_What is being asked_.
Every record should be repeated exactly, except that pictures are left out.

══════

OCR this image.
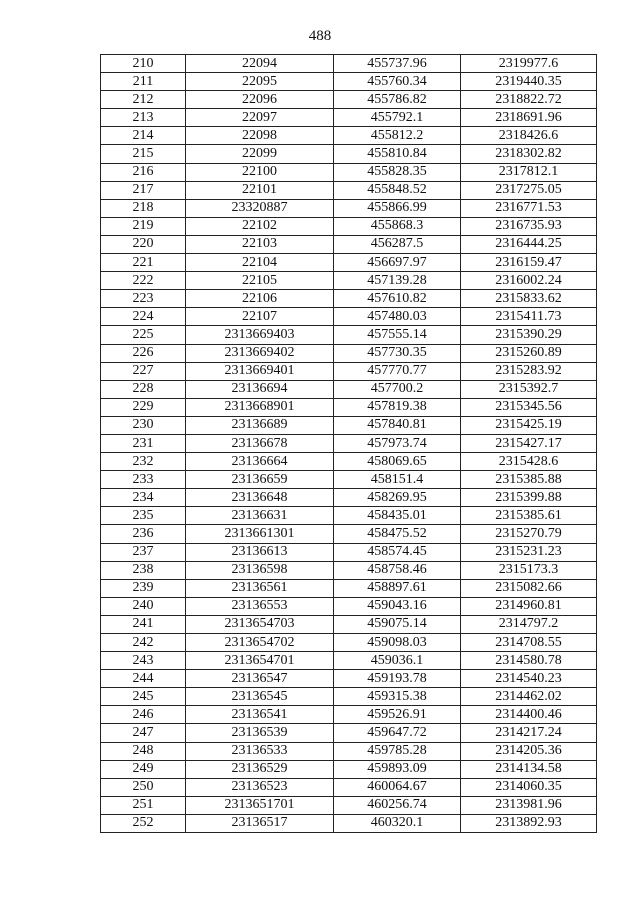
488
210	22094	455737.96	2319977.6
211	22095	455760.34	2319440.35
212	22096	455786.82	2318822.72
213	22097	455792.1	2318691.96
214	22098	455812.2	2318426.6
215	22099	455810.84	2318302.82
216	22100	455828.35	2317812.1
217	22101	455848.52	2317275.05
218	23320887	455866.99	2316771.53
219	22102	455868.3	2316735.93
220	22103	456287.5	2316444.25
221	22104	456697.97	2316159.47
222	22105	457139.28	2316002.24
223	22106	457610.82	2315833.62
224	22107	457480.03	2315411.73
225	2313669403	457555.14	2315390.29
226	2313669402	457730.35	2315260.89
227	2313669401	457770.77	2315283.92
228	23136694	457700.2	2315392.7
229	2313668901	457819.38	2315345.56
230	23136689	457840.81	2315425.19
231	23136678	457973.74	2315427.17
232	23136664	458069.65	2315428.6
233	23136659	458151.4	2315385.88
234	23136648	458269.95	2315399.88
235	23136631	458435.01	2315385.61
236	2313661301	458475.52	2315270.79
237	23136613	458574.45	2315231.23
238	23136598	458758.46	2315173.3
239	23136561	458897.61	2315082.66
240	23136553	459043.16	2314960.81
241	2313654703	459075.14	2314797.2
242	2313654702	459098.03	2314708.55
243	2313654701	459036.1	2314580.78
244	23136547	459193.78	2314540.23
245	23136545	459315.38	2314462.02
246	23136541	459526.91	2314400.46
247	23136539	459647.72	2314217.24
248	23136533	459785.28	2314205.36
249	23136529	459893.09	2314134.58
250	23136523	460064.67	2314060.35
251	2313651701	460256.74	2313981.96
252	23136517	460320.1	2313892.93
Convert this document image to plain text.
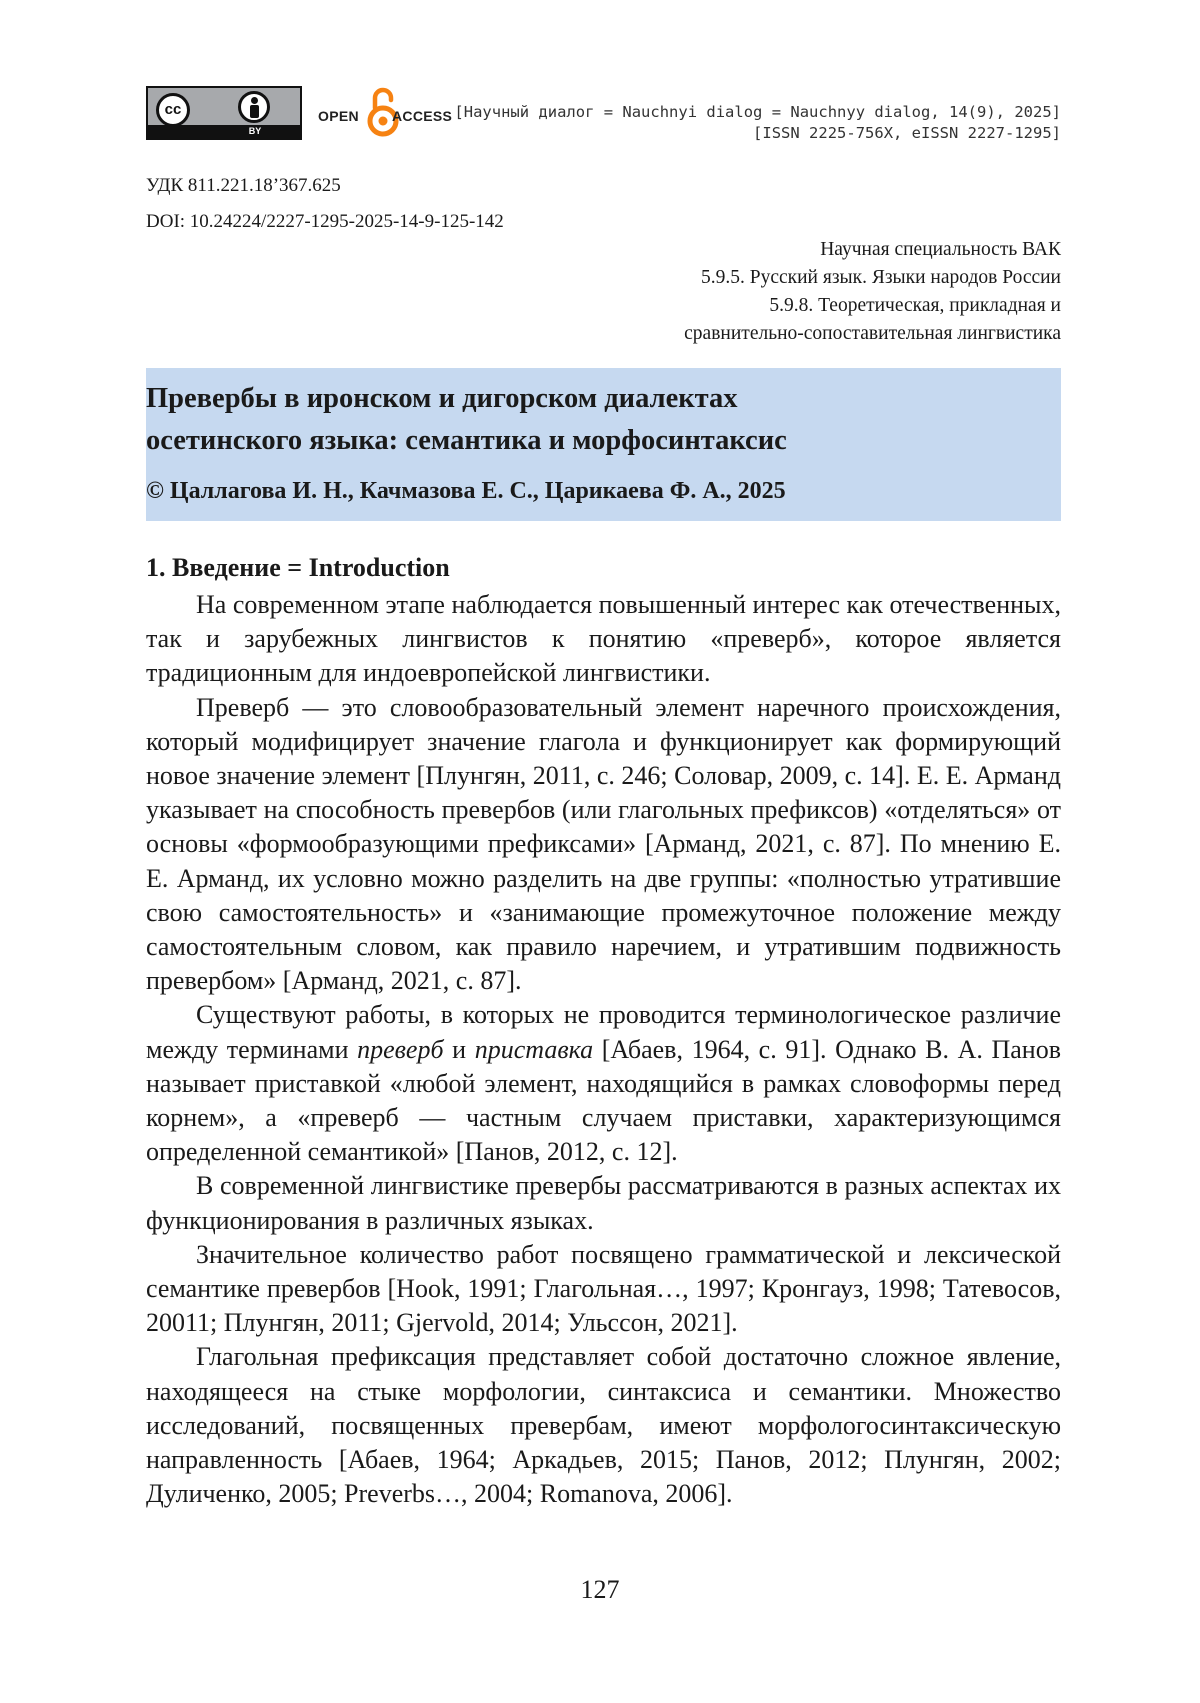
cc
BY
OPEN ACCESS [Научный диалог = Nauchnyi dialog = Nauchnyy dialog, 14(9), 2025]
[ISSN 2225-756X, eISSN 2227-1295]
УДК 811.221.18’367.625
DOI: 10.24224/2227-1295-2025-14-9-125-142
Научная специальность ВАК
5.9.5. Русский язык. Языки народов России
5.9.8. Теоретическая, прикладная и
сравнительно-сопоставительная лингвистика
Превербы в иронском и дигорском диалектах
осетинского языка: семантика и морфосинтаксис
© Цаллагова И. Н., Качмазова Е. С., Царикаева Ф. А., 2025
1. Введение = Introduction

На современном этапе наблюдается повышенный интерес как отечественных, так и зарубежных лингвистов к понятию «преверб», которое является традиционным для индоевропейской лингвистики.

Преверб — это словообразовательный элемент наречного происхождения, который модифицирует значение глагола и функционирует как формирующий новое значение элемент [Плунгян, 2011, с. 246; Соловар, 2009, с. 14]. Е. Е. Арманд указывает на способность превербов (или глагольных префиксов) «отделяться» от основы «формообразующими префиксами» [Арманд, 2021, с. 87]. По мнению Е. Е. Арманд, их условно можно разделить на две группы: «полностью утратившие свою самостоятельность» и «занимающие промежуточное положение между самостоятельным словом, как правило наречием, и утратившим подвижность превербом» [Арманд, 2021, с. 87].

Существуют работы, в которых не проводится терминологическое различие между терминами преверб и приставка [Абаев, 1964, с. 91]. Однако В. А. Панов называет приставкой «любой элемент, находящийся в рамках словоформы перед корнем», а «преверб — частным случаем приставки, характеризующимся определенной семантикой» [Панов, 2012, с. 12].

В современной лингвистике превербы рассматриваются в разных аспектах их функционирования в различных языках.

Значительное количество работ посвящено грамматической и лексической семантике превербов [Hook, 1991; Глагольная…, 1997; Кронгауз, 1998; Татевосов, 20011; Плунгян, 2011; Gjervold, 2014; Ульссон, 2021].

Глагольная префиксация представляет собой достаточно сложное явление, находящееся на стыке морфологии, синтаксиса и семантики. Множество исследований, посвященных превербам, имеют морфологосинтаксическую направленность [Абаев, 1964; Аркадьев, 2015; Панов, 2012; Плунгян, 2002; Дуличенко, 2005; Preverbs…, 2004; Romanova, 2006].

127
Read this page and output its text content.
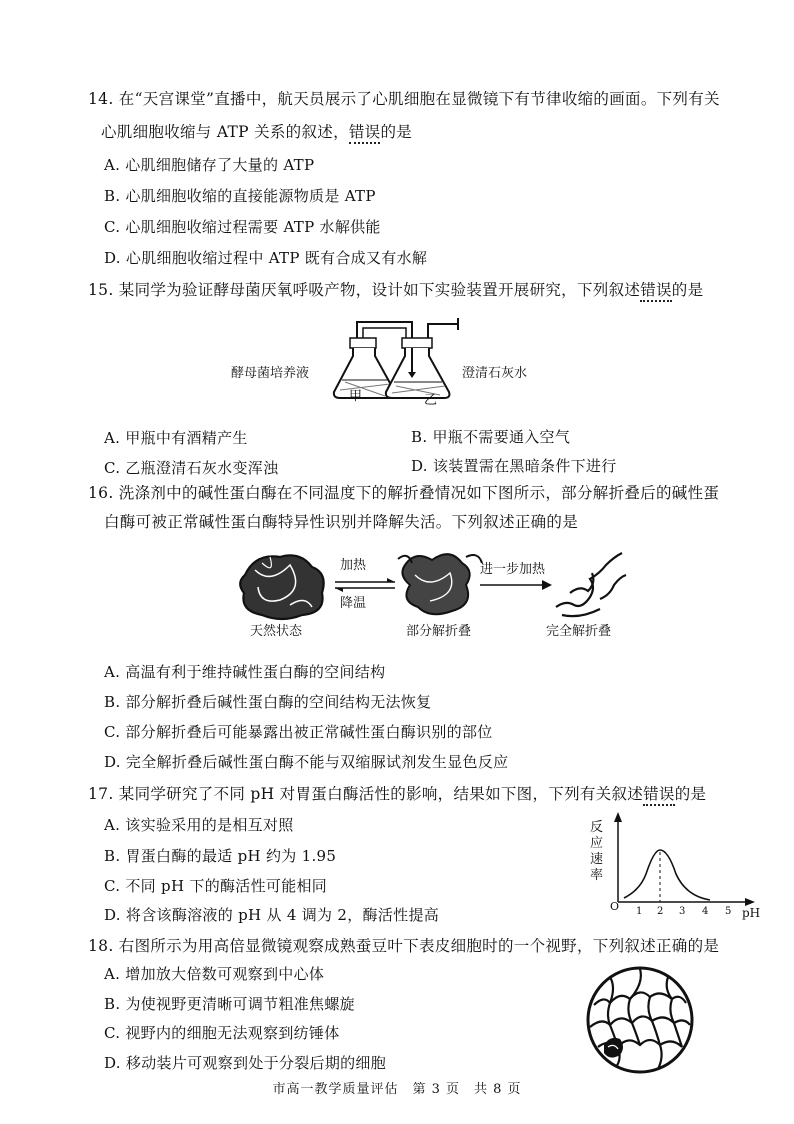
14. 在“天宫课堂”直播中，航天员展示了心肌细胞在显微镜下有节律收缩的画面。下列有关
心肌细胞收缩与 ATP 关系的叙述，错误的是
A. 心肌细胞储存了大量的 ATP
B. 心肌细胞收缩的直接能源物质是 ATP
C. 心肌细胞收缩过程需要 ATP 水解供能
D. 心肌细胞收缩过程中 ATP 既有合成又有水解
15. 某同学为验证酵母菌厌氧呼吸产物，设计如下实验装置开展研究，下列叙述错误的是
酵母菌培养液	澄清石灰水
甲	乙
A. 甲瓶中有酒精产生	B. 甲瓶不需要通入空气
C. 乙瓶澄清石灰水变浑浊	D. 该装置需在黑暗条件下进行
16. 洗涤剂中的碱性蛋白酶在不同温度下的解折叠情况如下图所示，部分解折叠后的碱性蛋
白酶可被正常碱性蛋白酶特异性识别并降解失活。下列叙述正确的是
加热
降温
进一步加热
天然状态	部分解折叠	完全解折叠
A. 高温有利于维持碱性蛋白酶的空间结构
B. 部分解折叠后碱性蛋白酶的空间结构无法恢复
C. 部分解折叠后可能暴露出被正常碱性蛋白酶识别的部位
D. 完全解折叠后碱性蛋白酶不能与双缩脲试剂发生显色反应
17. 某同学研究了不同 pH 对胃蛋白酶活性的影响，结果如下图，下列有关叙述错误的是
A. 该实验采用的是相互对照
B. 胃蛋白酶的最适 pH 约为 1.95
C. 不同 pH 下的酶活性可能相同
D. 将含该酶溶液的 pH 从 4 调为 2，酶活性提高
反应速率
O 1 2 3 4 5 pH
18. 右图所示为用高倍显微镜观察成熟蚕豆叶下表皮细胞时的一个视野，下列叙述正确的是
A. 增加放大倍数可观察到中心体
B. 为使视野更清晰可调节粗准焦螺旋
C. 视野内的细胞无法观察到纺锤体
D. 移动装片可观察到处于分裂后期的细胞
市高一教学质量评估　第 3 页　共 8 页
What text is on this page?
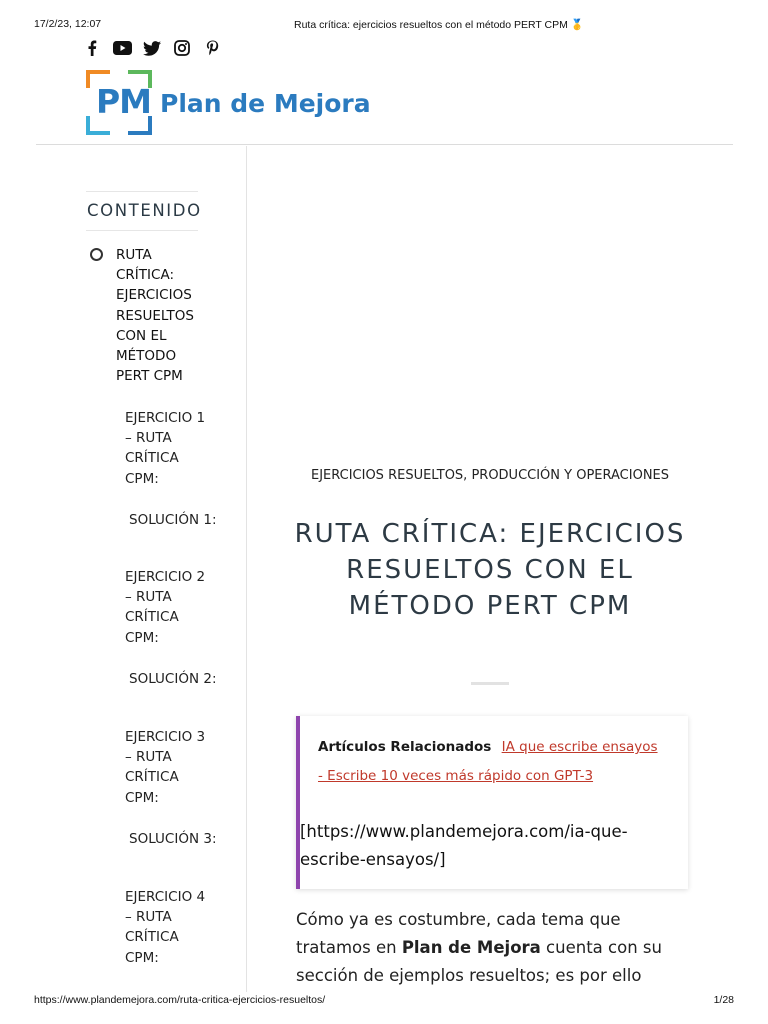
17/2/23, 12:07	Ruta crítica: ejercicios resueltos con el método PERT CPM 🥇
PM Plan de Mejora
CONTENIDO
RUTA CRÍTICA: EJERCICIOS RESUELTOS CON EL MÉTODO PERT CPM

EJERCICIO 1 – RUTA CRÍTICA CPM:

SOLUCIÓN 1:

EJERCICIO 2 – RUTA CRÍTICA CPM:

SOLUCIÓN 2:

EJERCICIO 3 – RUTA CRÍTICA CPM:

SOLUCIÓN 3:

EJERCICIO 4 – RUTA CRÍTICA CPM:

EJERCICIOS RESUELTOS, PRODUCCIÓN Y OPERACIONES
RUTA CRÍTICA: EJERCICIOS RESUELTOS CON EL MÉTODO PERT CPM
Artículos Relacionados IA que escribe ensayos - Escribe 10 veces más rápido con GPT-3
[https://www.plandemejora.com/ia-que-escribe-ensayos/]

Cómo ya es costumbre, cada tema que tratamos en Plan de Mejora cuenta con su sección de ejemplos resueltos; es por ello

https://www.plandemejora.com/ruta-critica-ejercicios-resueltos/	1/28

══════

_Completed task_.
OCR this image.
488
210	22094	455737.96	2319977.6
211	22095	455760.34	2319440.35
212	22096	455786.82	2318822.72
213	22097	455792.1	2318691.96
214	22098	455812.2	2318426.6
215	22099	455810.84	2318302.82
216	22100	455828.35	2317812.1
217	22101	455848.52	2317275.05
218	23320887	455866.99	2316771.53
219	22102	455868.3	2316735.93
220	22103	456287.5	2316444.25
221	22104	456697.97	2316159.47
222	22105	457139.28	2316002.24
223	22106	457610.82	2315833.62
224	22107	457480.03	2315411.73
225	2313669403	457555.14	2315390.29
226	2313669402	457730.35	2315260.89
227	2313669401	457770.77	2315283.92
228	23136694	457700.2	2315392.7
229	2313668901	457819.38	2315345.56
230	23136689	457840.81	2315425.19
231	23136678	457973.74	2315427.17
232	23136664	458069.65	2315428.6
233	23136659	458151.4	2315385.88
234	23136648	458269.95	2315399.88
235	23136631	458435.01	2315385.61
236	2313661301	458475.52	2315270.79
237	23136613	458574.45	2315231.23
238	23136598	458758.46	2315173.3
239	23136561	458897.61	2315082.66
240	23136553	459043.16	2314960.81
241	2313654703	459075.14	2314797.2
242	2313654702	459098.03	2314708.55
243	2313654701	459036.1	2314580.78
244	23136547	459193.78	2314540.23
245	23136545	459315.38	2314462.02
246	23136541	459526.91	2314400.46
247	23136539	459647.72	2314217.24
248	23136533	459785.28	2314205.36
249	23136529	459893.09	2314134.58
250	23136523	460064.67	2314060.35
251	2313651701	460256.74	2313981.96
252	23136517	460320.1	2313892.93
Convert this document image to plain text.
cc
BY
OPEN ACCESS [Научный диалог = Nauchnyi dialog = Nauchnyy dialog, 14(9), 2025]
[ISSN 2225-756X, eISSN 2227-1295]
УДК 811.221.18’367.625
DOI: 10.24224/2227-1295-2025-14-9-125-142
Научная специальность ВАК
5.9.5. Русский язык. Языки народов России
5.9.8. Теоретическая, прикладная и
сравнительно-сопоставительная лингвистика
Превербы в иронском и дигорском диалектах
осетинского языка: семантика и морфосинтаксис
© Цаллагова И. Н., Качмазова Е. С., Царикаева Ф. А., 2025
1. Введение = Introduction

На современном этапе наблюдается повышенный интерес как отечественных, так и зарубежных лингвистов к понятию «преверб», которое является традиционным для индоевропейской лингвистики.

Преверб — это словообразовательный элемент наречного происхождения, который модифицирует значение глагола и функционирует как формирующий новое значение элемент [Плунгян, 2011, с. 246; Соловар, 2009, с. 14]. Е. Е. Арманд указывает на способность превербов (или глагольных префиксов) «отделяться» от основы «формообразующими префиксами» [Арманд, 2021, с. 87]. По мнению Е. Е. Арманд, их условно можно разделить на две группы: «полностью утратившие свою самостоятельность» и «занимающие промежуточное положение между самостоятельным словом, как правило наречием, и утратившим подвижность превербом» [Арманд, 2021, с. 87].

Существуют работы, в которых не проводится терминологическое различие между терминами преверб и приставка [Абаев, 1964, с. 91]. Однако В. А. Панов называет приставкой «любой элемент, находящийся в рамках словоформы перед корнем», а «преверб — частным случаем приставки, характеризующимся определенной семантикой» [Панов, 2012, с. 12].

В современной лингвистике превербы рассматриваются в разных аспектах их функционирования в различных языках.

Значительное количество работ посвящено грамматической и лексической семантике превербов [Hook, 1991; Глагольная…, 1997; Кронгауз, 1998; Татевосов, 20011; Плунгян, 2011; Gjervold, 2014; Ульссон, 2021].

Глагольная префиксация представляет собой достаточно сложное явление, находящееся на стыке морфологии, синтаксиса и семантики. Множество исследований, посвященных превербам, имеют морфологосинтаксическую направленность [Абаев, 1964; Аркадьев, 2015; Панов, 2012; Плунгян, 2002; Дуличенко, 2005; Preverbs…, 2004; Romanova, 2006].

127
Read this page and output its text content.
14. 在“天宫课堂”直播中，航天员展示了心肌细胞在显微镜下有节律收缩的画面。下列有关
心肌细胞收缩与 ATP 关系的叙述，错误的是
A. 心肌细胞储存了大量的 ATP
B. 心肌细胞收缩的直接能源物质是 ATP
C. 心肌细胞收缩过程需要 ATP 水解供能
D. 心肌细胞收缩过程中 ATP 既有合成又有水解
15. 某同学为验证酵母菌厌氧呼吸产物，设计如下实验装置开展研究，下列叙述错误的是
酵母菌培养液	澄清石灰水
甲	乙
A. 甲瓶中有酒精产生	B. 甲瓶不需要通入空气
C. 乙瓶澄清石灰水变浑浊	D. 该装置需在黑暗条件下进行
16. 洗涤剂中的碱性蛋白酶在不同温度下的解折叠情况如下图所示，部分解折叠后的碱性蛋
白酶可被正常碱性蛋白酶特异性识别并降解失活。下列叙述正确的是
加热
降温
进一步加热
天然状态	部分解折叠	完全解折叠
A. 高温有利于维持碱性蛋白酶的空间结构
B. 部分解折叠后碱性蛋白酶的空间结构无法恢复
C. 部分解折叠后可能暴露出被正常碱性蛋白酶识别的部位
D. 完全解折叠后碱性蛋白酶不能与双缩脲试剂发生显色反应
17. 某同学研究了不同 pH 对胃蛋白酶活性的影响，结果如下图，下列有关叙述错误的是
A. 该实验采用的是相互对照
B. 胃蛋白酶的最适 pH 约为 1.95
C. 不同 pH 下的酶活性可能相同
D. 将含该酶溶液的 pH 从 4 调为 2，酶活性提高
反应速率
O 1 2 3 4 5 pH
18. 右图所示为用高倍显微镜观察成熟蚕豆叶下表皮细胞时的一个视野，下列叙述正确的是
A. 增加放大倍数可观察到中心体
B. 为使视野更清晰可调节粗准焦螺旋
C. 视野内的细胞无法观察到纺锤体
D. 移动装片可观察到处于分裂后期的细胞
市高一教学质量评估　第 3 页　共 8 页
What text is on this page?
17/2/23, 12:07	Ruta crítica: ejercicios resueltos con el método PERT CPM 🥇
PM Plan de Mejora
CONTENIDO
RUTA CRÍTICA: EJERCICIOS RESUELTOS CON EL MÉTODO PERT CPM

EJERCICIO 1 – RUTA CRÍTICA CPM:

SOLUCIÓN 1:

EJERCICIO 2 – RUTA CRÍTICA CPM:

SOLUCIÓN 2:

EJERCICIO 3 – RUTA CRÍTICA CPM:

SOLUCIÓN 3:

EJERCICIO 4 – RUTA CRÍTICA CPM:

EJERCICIOS RESUELTOS, PRODUCCIÓN Y OPERACIONES
RUTA CRÍTICA: EJERCICIOS RESUELTOS CON EL MÉTODO PERT CPM
Artículos Relacionados IA que escribe ensayos - Escribe 10 veces más rápido con GPT-3
[https://www.plandemejora.com/ia-que-escribe-ensayos/]

Cómo ya es costumbre, cada tema que tratamos en Plan de Mejora cuenta con su sección de ejemplos resueltos; es por ello

https://www.plandemejora.com/ruta-critica-ejercicios-resueltos/	1/28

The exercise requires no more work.